Gather each line of the entries below that includes "корректировки".
╭─ DATA IN THIS EXERCISE
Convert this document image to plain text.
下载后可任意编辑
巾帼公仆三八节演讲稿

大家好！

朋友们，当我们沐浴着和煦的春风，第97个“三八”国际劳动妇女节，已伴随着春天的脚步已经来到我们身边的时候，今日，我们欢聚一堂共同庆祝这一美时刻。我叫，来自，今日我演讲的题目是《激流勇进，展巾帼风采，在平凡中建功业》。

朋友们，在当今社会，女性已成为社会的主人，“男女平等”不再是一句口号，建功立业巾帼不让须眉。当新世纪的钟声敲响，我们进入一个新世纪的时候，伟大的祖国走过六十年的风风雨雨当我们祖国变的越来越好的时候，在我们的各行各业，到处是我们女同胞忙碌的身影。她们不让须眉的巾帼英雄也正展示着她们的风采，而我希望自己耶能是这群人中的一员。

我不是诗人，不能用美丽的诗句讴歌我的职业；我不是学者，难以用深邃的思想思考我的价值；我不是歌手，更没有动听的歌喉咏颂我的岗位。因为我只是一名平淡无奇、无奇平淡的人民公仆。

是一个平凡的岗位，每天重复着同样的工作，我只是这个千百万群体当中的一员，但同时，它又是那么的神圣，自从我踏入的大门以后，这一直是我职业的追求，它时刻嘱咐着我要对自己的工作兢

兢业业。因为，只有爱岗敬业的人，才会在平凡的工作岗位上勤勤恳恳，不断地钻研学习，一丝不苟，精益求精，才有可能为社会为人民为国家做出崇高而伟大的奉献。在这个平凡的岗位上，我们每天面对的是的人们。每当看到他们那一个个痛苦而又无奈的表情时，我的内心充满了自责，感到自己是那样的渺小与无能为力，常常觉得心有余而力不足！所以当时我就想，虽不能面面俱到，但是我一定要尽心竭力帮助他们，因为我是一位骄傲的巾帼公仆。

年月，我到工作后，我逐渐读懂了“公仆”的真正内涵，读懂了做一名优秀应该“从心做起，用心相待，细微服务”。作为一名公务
╰─
╭─ DATA IN THIS EXERCISE
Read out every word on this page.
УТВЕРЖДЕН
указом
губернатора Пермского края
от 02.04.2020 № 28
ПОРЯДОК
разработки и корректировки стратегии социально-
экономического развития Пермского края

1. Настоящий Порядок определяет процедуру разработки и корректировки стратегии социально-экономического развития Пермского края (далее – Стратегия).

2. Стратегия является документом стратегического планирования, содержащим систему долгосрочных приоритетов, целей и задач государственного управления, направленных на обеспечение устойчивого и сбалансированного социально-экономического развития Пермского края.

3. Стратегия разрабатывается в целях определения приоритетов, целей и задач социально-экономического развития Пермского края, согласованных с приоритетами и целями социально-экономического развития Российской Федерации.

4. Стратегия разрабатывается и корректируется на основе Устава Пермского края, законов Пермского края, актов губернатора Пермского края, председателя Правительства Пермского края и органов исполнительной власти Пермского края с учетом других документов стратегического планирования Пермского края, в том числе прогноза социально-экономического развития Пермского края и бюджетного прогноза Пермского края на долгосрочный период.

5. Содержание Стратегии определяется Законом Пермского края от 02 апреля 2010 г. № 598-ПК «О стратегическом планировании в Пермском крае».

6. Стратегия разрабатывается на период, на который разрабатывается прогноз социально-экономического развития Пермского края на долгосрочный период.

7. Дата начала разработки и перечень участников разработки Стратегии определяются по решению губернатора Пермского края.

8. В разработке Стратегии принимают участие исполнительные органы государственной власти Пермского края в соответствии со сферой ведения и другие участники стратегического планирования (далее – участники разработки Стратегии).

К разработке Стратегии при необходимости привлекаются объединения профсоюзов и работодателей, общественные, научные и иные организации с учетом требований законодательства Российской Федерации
╰─
**EXPECTED ANSWER**
разработки и корректировки стратегии социально-
1. Настоящий Порядок определяет процедуру разработки и корректировки стратегии социально-экономического развития Пермского края (далее – Стратегия).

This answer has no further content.